» **Stated goal**
Keep every line where the word "this" appears; drop the rest.

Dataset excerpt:
#####

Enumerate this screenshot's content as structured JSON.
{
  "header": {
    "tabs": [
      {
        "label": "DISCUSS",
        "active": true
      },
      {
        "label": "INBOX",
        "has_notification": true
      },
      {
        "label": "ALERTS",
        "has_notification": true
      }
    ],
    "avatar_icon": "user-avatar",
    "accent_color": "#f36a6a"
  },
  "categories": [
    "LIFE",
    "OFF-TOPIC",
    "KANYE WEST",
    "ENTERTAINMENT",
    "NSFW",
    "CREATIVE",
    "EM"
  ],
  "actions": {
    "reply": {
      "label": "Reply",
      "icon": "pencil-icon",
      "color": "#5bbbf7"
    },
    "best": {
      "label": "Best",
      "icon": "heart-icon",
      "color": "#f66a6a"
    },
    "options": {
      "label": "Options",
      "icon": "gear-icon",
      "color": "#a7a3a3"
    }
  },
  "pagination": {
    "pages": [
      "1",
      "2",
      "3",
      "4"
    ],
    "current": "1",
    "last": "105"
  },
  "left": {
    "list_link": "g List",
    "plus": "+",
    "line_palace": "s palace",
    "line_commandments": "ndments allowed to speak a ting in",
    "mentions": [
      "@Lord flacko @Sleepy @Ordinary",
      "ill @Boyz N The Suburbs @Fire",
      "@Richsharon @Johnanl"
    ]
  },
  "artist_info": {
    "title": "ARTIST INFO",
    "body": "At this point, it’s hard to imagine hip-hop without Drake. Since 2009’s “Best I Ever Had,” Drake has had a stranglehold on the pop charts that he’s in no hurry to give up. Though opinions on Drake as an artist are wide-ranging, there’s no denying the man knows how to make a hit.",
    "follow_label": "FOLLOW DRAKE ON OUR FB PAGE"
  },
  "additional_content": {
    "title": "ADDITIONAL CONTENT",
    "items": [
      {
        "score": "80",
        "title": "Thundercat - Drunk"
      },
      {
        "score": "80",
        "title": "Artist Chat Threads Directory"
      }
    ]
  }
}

#####

» **Solution below**
Enumerate this screenshot's content as structured JSON.
    "body": "At this point, it’s hard to imagine hip-hop without Drake. Since 2009’s “Best I Ever Had,” Drake has had a stranglehold on the pop charts that he’s in no hurry to give up. Though opinions on Drake as an artist are wide-ranging, there’s no denying the man knows how to make a hit.",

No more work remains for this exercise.